**Source**:
begin

**Steps involved :**

**Data Collection**
* Preprocessing the Data
* Splitting the data(spectrum) into separate filter lengths
* Passing the filters through a CNN for reconstruction of the spectrum
* We can construct spectrum from just an image
---
**For the redshift part :**

* Soften the data using Savitzky Golay filter
* Construct the XGBoost model from scratch or from library
* Predict the redshift
* Compare the results

**Step 1 : Data collection :**
The cnn model we are using almost require 700 datasets. Which include 4 filters of the galaxy and it's spectrum respectively.But Downloading such mass of a dataset manually isn't possible and we couldn't find a ready set online. SO we had to create an automation software to mimic the manual entry and download.

* For the automation task we employed a library named Selenium. And the site from which the data is being downloaded is SDSS sky survey. The Automation process includes, Entering into the website and navigating to find the form regarding the SpaceID of the object of interest. The program then fills the form from one of the ID's stored in a CSV file tailored by us selecting suitable galaxies.
* After navigating, a new page is loaded to download the filters of the galaxy in a corrected frame.

end

**Provided data**:

begin

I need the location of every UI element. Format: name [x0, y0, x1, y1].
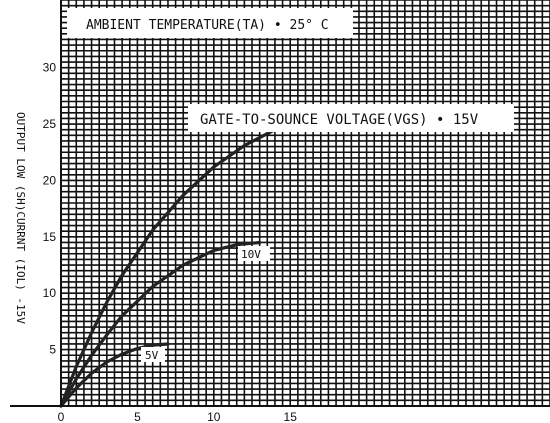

end

**Exercise requirements**: Write the next part of the notes on reconstructing galaxy spectra and predicting redshift, starting right after their last sentence.

**Response for this exercise**:
---


* The file is then downloaded and stored in the following format:
* Data/galaxy/galaxy_id_filter.fits.bz2/galaxy_id_spectrum.fits.bz2

---

* Then the files from which in format of fits.bz2 is unpacked to .fits format.

In [29]:
# Importing the base modules
import pandas as pd
import numpy as np
import os
import shutil
import glob
import time
import bz2
from colorist import Color

# Import the web automation library
from selenium import webdriver
from webdriver_manager.firefox import GeckoDriverManager
from selenium.webdriver.support.ui import WebDriverWait
from selenium.webdriver.support import expected_conditions as EC
from selenium.webdriver.common.by import By
from selenium.webdriver.firefox.service import Service
from selenium.webdriver.firefox.options import Options

# Intitializing the options to an empty function to prevent errors
options = Options()

# Initializing the chrome driver


# Enter the SDSS data collection webpage
class Id_collection:
    def __init__(self,n_points,csv_file):
        self.n_points = n_points
        self.csv_file = csv_file
    def get_Ids(self):
        file = pd.read_csv(self.csv_file)
        ids = file["specobj_id"].head(self.n_points).tolist()
        SpaceIds = []
        for i in range(len(ids)):
            SpaceIds.append(int(ids[i][1:-1]))
        return SpaceIds
    def url_const_im(self,SpaceIds):
        urls = []
        for i in range(len(SpaceIds)):
            urls.append(f"http://cas.sdss.org/dr18/VisualTools/explore/summary?sId={SpaceIds[i]}")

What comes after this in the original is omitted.